# Records excerpted from a collection:
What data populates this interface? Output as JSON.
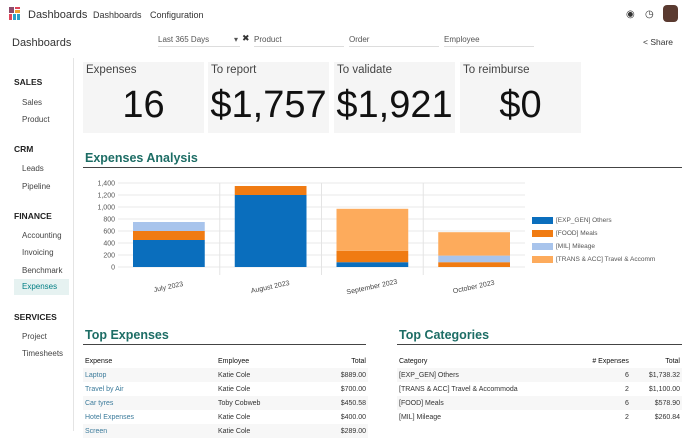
{
  "topbar": {
    "app_name": "Dashboards",
    "menu": [
      "Dashboards",
      "Configuration"
    ],
    "icons": [
      "chat-icon",
      "clock-icon",
      "avatar"
    ]
  },
  "control": {
    "breadcrumb": "Dashboards",
    "date_filter": "Last 365 Days",
    "filters": [
      "Product",
      "Order",
      "Employee"
    ],
    "share": "Share"
  },
  "sidebar": [
    {
      "header": "SALES",
      "items": [
        "Sales",
        "Product"
      ]
    },
    {
      "header": "CRM",
      "items": [
        "Leads",
        "Pipeline"
      ]
    },
    {
      "header": "FINANCE",
      "items": [
        "Accounting",
        "Invoicing",
        "Benchmark",
        "Expenses"
      ]
    },
    {
      "header": "SERVICES",
      "items": [
        "Project",
        "Timesheets"
      ]
    }
  ],
  "active_item": "Expenses",
  "kpis": [
    {
      "label": "Expenses",
      "value": "16"
    },
    {
      "label": "To report",
      "value": "$1,757"
    },
    {
      "label": "To validate",
      "value": "$1,921"
    },
    {
      "label": "To reimburse",
      "value": "$0"
    }
  ],
  "analysis_title": "Expenses Analysis",
  "chart_data": {
    "type": "bar",
    "stacked": true,
    "categories": [
      "July 2023",
      "August 2023",
      "September 2023",
      "October 2023"
    ],
    "series": [
      {
        "name": "[EXP_GEN] Others",
        "color": "#0a6ebd",
        "values": [
          450,
          1200,
          80,
          0
        ]
      },
      {
        "name": "[FOOD] Meals",
        "color": "#f07b12",
        "values": [
          150,
          150,
          190,
          80
        ]
      },
      {
        "name": "[MIL] Mileage",
        "color": "#a8c4ec",
        "values": [
          150,
          0,
          0,
          110
        ]
      },
      {
        "name": "[TRANS & ACC] Travel & Accomm",
        "color": "#fdab5c",
        "values": [
          0,
          0,
          700,
          390
        ]
      }
    ],
    "ylim": [
      0,
      1400
    ],
    "yticks": [
      "0",
      "200",
      "400",
      "600",
      "800",
      "1,000",
      "1,200",
      "1,400"
    ],
    "grid": true,
    "legend": "right"
  },
  "top_expenses": {
    "title": "Top Expenses",
    "headers": [
      "Expense",
      "Employee",
      "Total"
    ],
    "rows": [
      [
        "Laptop",
        "Katie Cole",
        "$889.00"
      ],
      [
        "Travel by Air",
        "Katie Cole",
        "$700.00"
      ],
      [
        "Car tyres",
        "Toby Cobweb",
        "$450.58"
      ],
      [
        "Hotel Expenses",
        "Katie Cole",
        "$400.00"
      ],
      [
        "Screen",
        "Katie Cole",
        "$289.00"
      ]
    ]
  },
  "top_categories": {
    "title": "Top Categories",
    "headers": [
      "Category",
      "# Expenses",
      "Total"
    ],
    "rows": [
      [
        "[EXP_GEN] Others",
        "6",
        "$1,738.32"
      ],
      [
        "[TRANS & ACC] Travel & Accommoda",
        "2",
        "$1,100.00"
      ],
      [
        "[FOOD] Meals",
        "6",
        "$578.90"
      ],
      [
        "[MIL] Mileage",
        "2",
        "$260.84"
      ]
    ]
  }
}
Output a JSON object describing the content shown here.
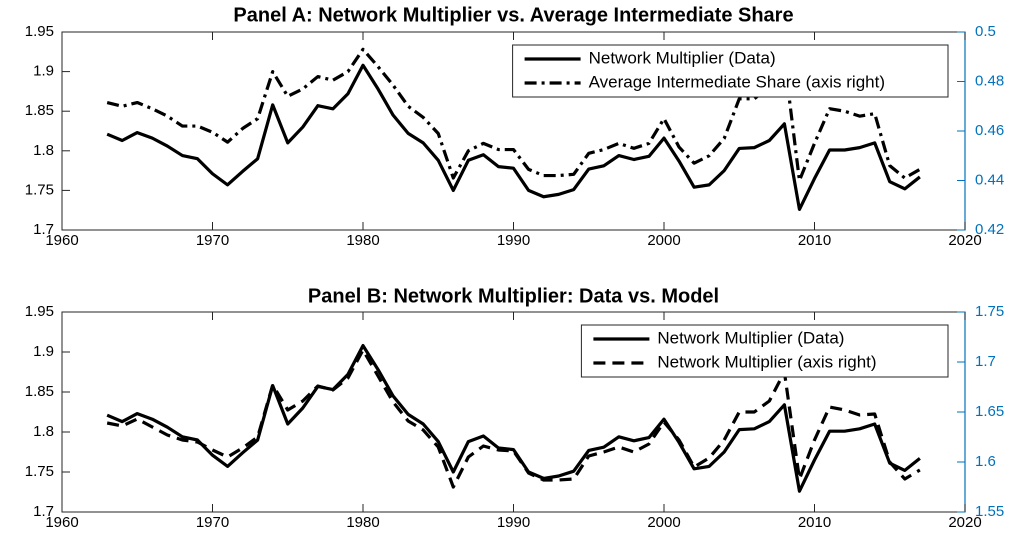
{
  "chart_data": [
    {
      "type": "line",
      "title": "Panel A: Network Multiplier vs. Average Intermediate Share",
      "x": [
        1963,
        1964,
        1965,
        1966,
        1967,
        1968,
        1969,
        1970,
        1971,
        1972,
        1973,
        1974,
        1975,
        1976,
        1977,
        1978,
        1979,
        1980,
        1981,
        1982,
        1983,
        1984,
        1985,
        1986,
        1987,
        1988,
        1989,
        1990,
        1991,
        1992,
        1993,
        1994,
        1995,
        1996,
        1997,
        1998,
        1999,
        2000,
        2001,
        2002,
        2003,
        2004,
        2005,
        2006,
        2007,
        2008,
        2009,
        2010,
        2011,
        2012,
        2013,
        2014,
        2015,
        2016,
        2017
      ],
      "xlim": [
        1960,
        2020
      ],
      "xticks": [
        1960,
        1970,
        1980,
        1990,
        2000,
        2010,
        2020
      ],
      "ylim": [
        1.7,
        1.95
      ],
      "yticks": [
        1.7,
        1.75,
        1.8,
        1.85,
        1.9,
        1.95
      ],
      "y2lim": [
        0.42,
        0.5
      ],
      "y2ticks": [
        0.42,
        0.44,
        0.46,
        0.48,
        0.5
      ],
      "y2color": "#0072bd",
      "legend": "upper right",
      "series": [
        {
          "name": "Network Multiplier (Data)",
          "color": "#000000",
          "dash": "solid",
          "values": [
            1.821,
            1.813,
            1.823,
            1.816,
            1.806,
            1.794,
            1.79,
            1.771,
            1.757,
            1.774,
            1.79,
            1.858,
            1.81,
            1.83,
            1.857,
            1.853,
            1.872,
            1.908,
            1.878,
            1.845,
            1.822,
            1.81,
            1.788,
            1.75,
            1.788,
            1.795,
            1.78,
            1.778,
            1.75,
            1.742,
            1.745,
            1.751,
            1.777,
            1.781,
            1.794,
            1.789,
            1.793,
            1.816,
            1.787,
            1.754,
            1.757,
            1.775,
            1.803,
            1.804,
            1.813,
            1.834,
            1.726,
            1.765,
            1.801,
            1.801,
            1.804,
            1.81,
            1.761,
            1.752,
            1.767
          ]
        },
        {
          "name": "Average Intermediate Share (axis right)",
          "color": "#000000",
          "dash": "dashdot",
          "axis": "y2",
          "values": [
            0.4715,
            0.47,
            0.4715,
            0.469,
            0.466,
            0.462,
            0.462,
            0.4595,
            0.4555,
            0.461,
            0.465,
            0.484,
            0.474,
            0.477,
            0.482,
            0.4805,
            0.484,
            0.493,
            0.486,
            0.4785,
            0.47,
            0.4655,
            0.459,
            0.441,
            0.452,
            0.455,
            0.4525,
            0.4525,
            0.4445,
            0.442,
            0.442,
            0.4425,
            0.451,
            0.4525,
            0.455,
            0.453,
            0.455,
            0.465,
            0.4535,
            0.447,
            0.45,
            0.457,
            0.473,
            0.473,
            0.478,
            0.489,
            0.44,
            0.455,
            0.469,
            0.468,
            0.466,
            0.467,
            0.446,
            0.441,
            0.4445
          ]
        }
      ]
    },
    {
      "type": "line",
      "title": "Panel B: Network Multiplier: Data vs. Model",
      "x": [
        1963,
        1964,
        1965,
        1966,
        1967,
        1968,
        1969,
        1970,
        1971,
        1972,
        1973,
        1974,
        1975,
        1976,
        1977,
        1978,
        1979,
        1980,
        1981,
        1982,
        1983,
        1984,
        1985,
        1986,
        1987,
        1988,
        1989,
        1990,
        1991,
        1992,
        1993,
        1994,
        1995,
        1996,
        1997,
        1998,
        1999,
        2000,
        2001,
        2002,
        2003,
        2004,
        2005,
        2006,
        2007,
        2008,
        2009,
        2010,
        2011,
        2012,
        2013,
        2014,
        2015,
        2016,
        2017
      ],
      "xlim": [
        1960,
        2020
      ],
      "xticks": [
        1960,
        1970,
        1980,
        1990,
        2000,
        2010,
        2020
      ],
      "ylim": [
        1.7,
        1.95
      ],
      "yticks": [
        1.7,
        1.75,
        1.8,
        1.85,
        1.9,
        1.95
      ],
      "y2lim": [
        1.55,
        1.75
      ],
      "y2ticks": [
        1.55,
        1.6,
        1.65,
        1.7,
        1.75
      ],
      "y2color": "#0072bd",
      "legend": "upper right",
      "series": [
        {
          "name": "Network Multiplier (Data)",
          "color": "#000000",
          "dash": "solid",
          "values": [
            1.821,
            1.813,
            1.823,
            1.816,
            1.806,
            1.794,
            1.79,
            1.771,
            1.757,
            1.774,
            1.79,
            1.858,
            1.81,
            1.83,
            1.857,
            1.853,
            1.872,
            1.908,
            1.878,
            1.845,
            1.822,
            1.81,
            1.788,
            1.75,
            1.788,
            1.795,
            1.78,
            1.778,
            1.75,
            1.742,
            1.745,
            1.751,
            1.777,
            1.781,
            1.794,
            1.789,
            1.793,
            1.816,
            1.787,
            1.754,
            1.757,
            1.775,
            1.803,
            1.804,
            1.813,
            1.834,
            1.726,
            1.765,
            1.801,
            1.801,
            1.804,
            1.81,
            1.761,
            1.752,
            1.767
          ]
        },
        {
          "name": "Network Multiplier (axis right)",
          "color": "#000000",
          "dash": "dashed",
          "axis": "y2",
          "values": [
            1.639,
            1.636,
            1.643,
            1.635,
            1.627,
            1.622,
            1.62,
            1.612,
            1.605,
            1.614,
            1.625,
            1.677,
            1.652,
            1.661,
            1.676,
            1.672,
            1.684,
            1.712,
            1.686,
            1.66,
            1.641,
            1.632,
            1.615,
            1.575,
            1.605,
            1.616,
            1.612,
            1.611,
            1.589,
            1.582,
            1.582,
            1.583,
            1.606,
            1.61,
            1.615,
            1.61,
            1.618,
            1.64,
            1.622,
            1.595,
            1.604,
            1.622,
            1.65,
            1.65,
            1.661,
            1.69,
            1.583,
            1.622,
            1.655,
            1.652,
            1.647,
            1.648,
            1.6,
            1.583,
            1.592
          ]
        }
      ]
    }
  ]
}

# DESCRIPTION OF THE TASK:
Work out how many lines in the entries hold the string "Network". Your answer should consist solely of that number.

# RESULT OF THIS TASK:
5